• **PASSAGE**
_ _ _ _
Deadline: April 28, 2026.

Apply/info: Official scholarship page.

May Deadlines

NBCUniversal Tony Coelho Media Scholarship

Why It Slaps: This is a serious scholarship for neurodivergent students who want careers in communications, media, journalism, entertainment, or related fields. It is a disability-wide scholarship, not an autism- or ADHD-only award, but that broader door can be a big advantage for students with documented disabilities who do not fit the learning-disability-only category. The award amount is strong, the sponsor is credible, and the scholarship explicitly includes high school seniors, undergraduates, and graduate students. If the student loves storytelling, media production, journalism, broadcasting, or communications, this is one of the best opportunities on the page.

Amount: $5,625.

Deadline: May 29, 2026, at 5 PM ET.

Apply/info: Official scholarship page.
_ _ _ _
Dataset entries
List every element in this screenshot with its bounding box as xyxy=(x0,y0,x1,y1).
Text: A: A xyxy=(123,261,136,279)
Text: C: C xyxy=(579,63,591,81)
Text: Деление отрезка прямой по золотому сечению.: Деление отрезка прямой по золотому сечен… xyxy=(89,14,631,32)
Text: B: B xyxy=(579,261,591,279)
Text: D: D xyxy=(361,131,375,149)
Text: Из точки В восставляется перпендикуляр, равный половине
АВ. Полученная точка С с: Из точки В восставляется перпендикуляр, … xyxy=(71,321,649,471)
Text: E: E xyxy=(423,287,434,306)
_ _ _ _
• **INSTRUCTIONS**
1. Repeat the scholarship deadlines text word for word, starting with "Why It Slaps: This" and going on through "on the page.".
2. Go on with the scholarship deadlines text, picking up right after its final line.

• **SOLVED TASKS**
1.
Why It Slaps: This is a serious scholarship for neurodivergent students who want careers in communications, media, journalism, entertainment, or related fields. It is a disability-wide scholarship, not an autism- or ADHD-only award, but that broader door can be a big advantage for students with documented disabilities who do not fit the learning-disability-only category. The award amount is strong, the sponsor is credible, and the scholarship explicitly includes high school seniors, undergraduates, and graduate students. If the student loves storytelling, media production, journalism, broadcasting, or communications, this is one of the best opportunities on the page.

2.
December Deadlines

Law Offices of David A. Black Autism Scholarship

Why It Slaps: This one is more niche and smaller than the big nonprofit awards above, but it is a direct autism-specific scholarship with a live application and a very straightforward process. It is open to students planning to attend college, junior college, trade school, or vocational school, which gives it broader practical value than many tiny essay scholarships. It is also useful as a year-end option, since most of the strongest neurodivergent scholarships bunch up in spring. Students should read the page carefully because the firm says AI-written content will disqualify the application.

Amount: $1,000.

Deadline: December 4, 2026.

Apply/info: Official scholarship page.

Kelly Law Team Autism Scholarship Contest

Why It Slaps: This is another smaller but real autism-specific award that can be useful late in the year when the spring rush is gone. It is not tied to a specific state, and it is flexible about the type of postsecondary education the winner may pursue, including college, graduate school, trade school, or junior college. That flexibility helps students whose path is still evolving. Like the David A. Black scholarship, applicants should take the rules seriously because the page says AI-written submissions will be disqualified.

Amount: $1,000.

Deadline: December 18, 2026.

Apply/info: Official scholarship page.

FAQs

Can students with ADHD apply for these scholarships if they do not also have a learning disability?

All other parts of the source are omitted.